━━ ENTRIES

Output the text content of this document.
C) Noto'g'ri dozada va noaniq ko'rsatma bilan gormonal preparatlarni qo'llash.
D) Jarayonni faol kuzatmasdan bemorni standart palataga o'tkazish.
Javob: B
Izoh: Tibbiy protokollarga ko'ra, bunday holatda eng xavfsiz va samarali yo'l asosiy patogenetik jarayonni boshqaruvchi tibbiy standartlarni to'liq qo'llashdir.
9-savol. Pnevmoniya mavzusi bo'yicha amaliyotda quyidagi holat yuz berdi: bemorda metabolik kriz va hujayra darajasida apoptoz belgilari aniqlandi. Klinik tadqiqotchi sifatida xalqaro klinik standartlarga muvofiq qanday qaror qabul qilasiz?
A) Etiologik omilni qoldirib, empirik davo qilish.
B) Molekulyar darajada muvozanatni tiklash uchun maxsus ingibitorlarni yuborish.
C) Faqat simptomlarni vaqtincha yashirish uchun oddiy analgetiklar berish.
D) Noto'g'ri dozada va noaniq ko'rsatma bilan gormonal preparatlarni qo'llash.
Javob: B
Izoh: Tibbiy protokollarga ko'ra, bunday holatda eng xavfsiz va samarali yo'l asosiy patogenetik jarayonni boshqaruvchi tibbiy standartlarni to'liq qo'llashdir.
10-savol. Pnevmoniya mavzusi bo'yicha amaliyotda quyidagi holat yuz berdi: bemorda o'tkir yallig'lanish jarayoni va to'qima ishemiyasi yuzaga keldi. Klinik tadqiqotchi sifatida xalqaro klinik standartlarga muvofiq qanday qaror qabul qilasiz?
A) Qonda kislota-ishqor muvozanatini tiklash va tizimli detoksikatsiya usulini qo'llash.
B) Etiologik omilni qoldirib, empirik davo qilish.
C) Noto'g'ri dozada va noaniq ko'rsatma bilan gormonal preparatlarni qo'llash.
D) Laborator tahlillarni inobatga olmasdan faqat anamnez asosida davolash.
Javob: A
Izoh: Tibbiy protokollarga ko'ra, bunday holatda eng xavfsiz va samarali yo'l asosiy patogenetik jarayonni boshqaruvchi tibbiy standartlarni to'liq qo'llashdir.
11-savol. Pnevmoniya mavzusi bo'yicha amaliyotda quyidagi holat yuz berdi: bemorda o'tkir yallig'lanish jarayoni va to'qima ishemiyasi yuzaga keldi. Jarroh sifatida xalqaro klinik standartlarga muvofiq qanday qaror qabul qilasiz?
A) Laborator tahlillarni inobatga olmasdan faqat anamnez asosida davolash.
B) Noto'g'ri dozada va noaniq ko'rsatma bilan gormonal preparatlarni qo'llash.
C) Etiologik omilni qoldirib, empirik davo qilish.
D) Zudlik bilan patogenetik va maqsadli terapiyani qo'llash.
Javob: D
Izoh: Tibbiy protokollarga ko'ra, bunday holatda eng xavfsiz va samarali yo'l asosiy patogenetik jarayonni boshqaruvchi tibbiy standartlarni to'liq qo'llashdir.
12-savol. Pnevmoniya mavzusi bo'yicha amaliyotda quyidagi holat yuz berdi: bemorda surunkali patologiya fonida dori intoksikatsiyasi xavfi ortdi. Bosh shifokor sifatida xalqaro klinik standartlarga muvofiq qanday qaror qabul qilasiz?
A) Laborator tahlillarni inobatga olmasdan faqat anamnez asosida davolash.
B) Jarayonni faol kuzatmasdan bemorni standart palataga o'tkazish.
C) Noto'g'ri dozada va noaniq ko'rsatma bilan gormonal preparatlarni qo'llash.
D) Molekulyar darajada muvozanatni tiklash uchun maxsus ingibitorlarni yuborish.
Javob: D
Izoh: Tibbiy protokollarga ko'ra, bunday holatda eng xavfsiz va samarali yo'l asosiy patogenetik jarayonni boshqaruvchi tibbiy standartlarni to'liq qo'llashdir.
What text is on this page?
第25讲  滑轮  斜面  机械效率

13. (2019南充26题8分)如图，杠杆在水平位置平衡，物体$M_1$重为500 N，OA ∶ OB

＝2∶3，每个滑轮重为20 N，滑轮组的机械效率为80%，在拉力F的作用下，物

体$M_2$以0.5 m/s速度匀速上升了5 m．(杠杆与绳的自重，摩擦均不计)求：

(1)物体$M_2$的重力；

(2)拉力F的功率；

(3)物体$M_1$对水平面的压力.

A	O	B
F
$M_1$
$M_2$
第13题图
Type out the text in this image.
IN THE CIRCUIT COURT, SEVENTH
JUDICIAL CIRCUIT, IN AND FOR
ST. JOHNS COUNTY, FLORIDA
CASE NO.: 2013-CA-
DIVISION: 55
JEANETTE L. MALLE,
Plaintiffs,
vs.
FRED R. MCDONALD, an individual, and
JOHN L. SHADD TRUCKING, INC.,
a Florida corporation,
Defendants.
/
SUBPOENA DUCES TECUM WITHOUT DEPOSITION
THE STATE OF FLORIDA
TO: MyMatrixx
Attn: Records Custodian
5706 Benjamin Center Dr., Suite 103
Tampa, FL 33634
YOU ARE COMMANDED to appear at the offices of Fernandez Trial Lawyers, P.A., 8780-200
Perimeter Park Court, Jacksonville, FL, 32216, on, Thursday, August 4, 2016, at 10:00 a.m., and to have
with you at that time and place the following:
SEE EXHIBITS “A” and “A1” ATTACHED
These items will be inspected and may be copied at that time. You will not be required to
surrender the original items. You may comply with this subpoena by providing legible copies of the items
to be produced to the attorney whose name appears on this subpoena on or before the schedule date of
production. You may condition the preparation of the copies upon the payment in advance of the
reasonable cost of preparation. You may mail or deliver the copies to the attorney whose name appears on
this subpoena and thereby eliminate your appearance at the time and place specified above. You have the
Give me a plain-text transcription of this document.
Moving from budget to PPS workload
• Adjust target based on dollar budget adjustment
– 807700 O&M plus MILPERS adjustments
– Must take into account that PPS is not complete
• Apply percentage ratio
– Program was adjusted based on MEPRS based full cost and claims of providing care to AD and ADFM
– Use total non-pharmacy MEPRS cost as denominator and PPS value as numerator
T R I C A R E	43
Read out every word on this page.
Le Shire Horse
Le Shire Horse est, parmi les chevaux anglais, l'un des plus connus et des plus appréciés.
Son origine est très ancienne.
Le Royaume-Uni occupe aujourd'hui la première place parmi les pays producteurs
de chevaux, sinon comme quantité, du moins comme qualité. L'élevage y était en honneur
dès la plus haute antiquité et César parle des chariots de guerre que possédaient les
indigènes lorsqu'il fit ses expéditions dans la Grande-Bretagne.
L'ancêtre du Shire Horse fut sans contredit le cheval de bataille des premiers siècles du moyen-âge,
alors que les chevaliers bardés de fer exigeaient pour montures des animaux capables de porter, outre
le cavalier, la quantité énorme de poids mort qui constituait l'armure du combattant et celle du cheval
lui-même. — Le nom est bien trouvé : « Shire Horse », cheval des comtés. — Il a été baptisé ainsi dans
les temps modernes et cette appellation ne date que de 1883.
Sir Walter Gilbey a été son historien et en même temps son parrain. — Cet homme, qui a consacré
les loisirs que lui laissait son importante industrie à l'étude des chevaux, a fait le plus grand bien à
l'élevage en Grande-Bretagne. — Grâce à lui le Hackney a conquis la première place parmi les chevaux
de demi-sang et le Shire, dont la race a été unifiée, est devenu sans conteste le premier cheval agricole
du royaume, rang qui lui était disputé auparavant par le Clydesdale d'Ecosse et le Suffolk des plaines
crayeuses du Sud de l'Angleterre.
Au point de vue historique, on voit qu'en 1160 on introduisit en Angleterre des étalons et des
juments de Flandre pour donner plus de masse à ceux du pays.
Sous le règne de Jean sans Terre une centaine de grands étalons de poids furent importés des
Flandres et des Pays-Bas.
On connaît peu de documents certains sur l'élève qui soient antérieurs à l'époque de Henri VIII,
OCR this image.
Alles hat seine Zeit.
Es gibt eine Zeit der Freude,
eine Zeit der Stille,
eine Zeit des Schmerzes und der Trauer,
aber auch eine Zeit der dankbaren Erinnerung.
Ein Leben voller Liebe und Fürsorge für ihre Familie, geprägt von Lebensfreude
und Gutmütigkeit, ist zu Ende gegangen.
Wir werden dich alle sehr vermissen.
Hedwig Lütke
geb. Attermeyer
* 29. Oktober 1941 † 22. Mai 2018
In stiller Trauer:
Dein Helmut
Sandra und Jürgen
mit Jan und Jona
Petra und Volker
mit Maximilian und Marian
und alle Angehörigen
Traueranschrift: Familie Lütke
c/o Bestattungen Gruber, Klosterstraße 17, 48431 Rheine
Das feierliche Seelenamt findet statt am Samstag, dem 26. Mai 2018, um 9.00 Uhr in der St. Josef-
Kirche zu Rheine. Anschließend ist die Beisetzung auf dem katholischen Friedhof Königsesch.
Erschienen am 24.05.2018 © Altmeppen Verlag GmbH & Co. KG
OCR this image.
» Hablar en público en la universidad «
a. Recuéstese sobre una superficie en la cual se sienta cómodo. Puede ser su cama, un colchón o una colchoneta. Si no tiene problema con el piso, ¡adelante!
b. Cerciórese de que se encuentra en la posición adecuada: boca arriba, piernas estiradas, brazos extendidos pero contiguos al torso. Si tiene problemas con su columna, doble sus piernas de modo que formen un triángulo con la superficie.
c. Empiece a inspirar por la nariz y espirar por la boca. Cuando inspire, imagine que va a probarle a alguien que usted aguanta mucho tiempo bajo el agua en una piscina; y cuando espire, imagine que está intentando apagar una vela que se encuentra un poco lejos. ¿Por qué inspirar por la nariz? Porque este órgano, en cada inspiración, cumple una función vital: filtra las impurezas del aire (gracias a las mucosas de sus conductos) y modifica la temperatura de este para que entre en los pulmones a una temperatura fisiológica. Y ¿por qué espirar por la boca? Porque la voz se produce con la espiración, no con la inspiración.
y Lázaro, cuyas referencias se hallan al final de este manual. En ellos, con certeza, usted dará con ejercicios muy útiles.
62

━━━━

*TASK INSTRUCTIONS*: Lines containing the string "darajada" are to be selected and copied.

*FULL ANSWER*:
B) Molekulyar darajada muvozanatni tiklash uchun maxsus ingibitorlarni yuborish.
D) Molekulyar darajada muvozanatni tiklash uchun maxsus ingibitorlarni yuborish.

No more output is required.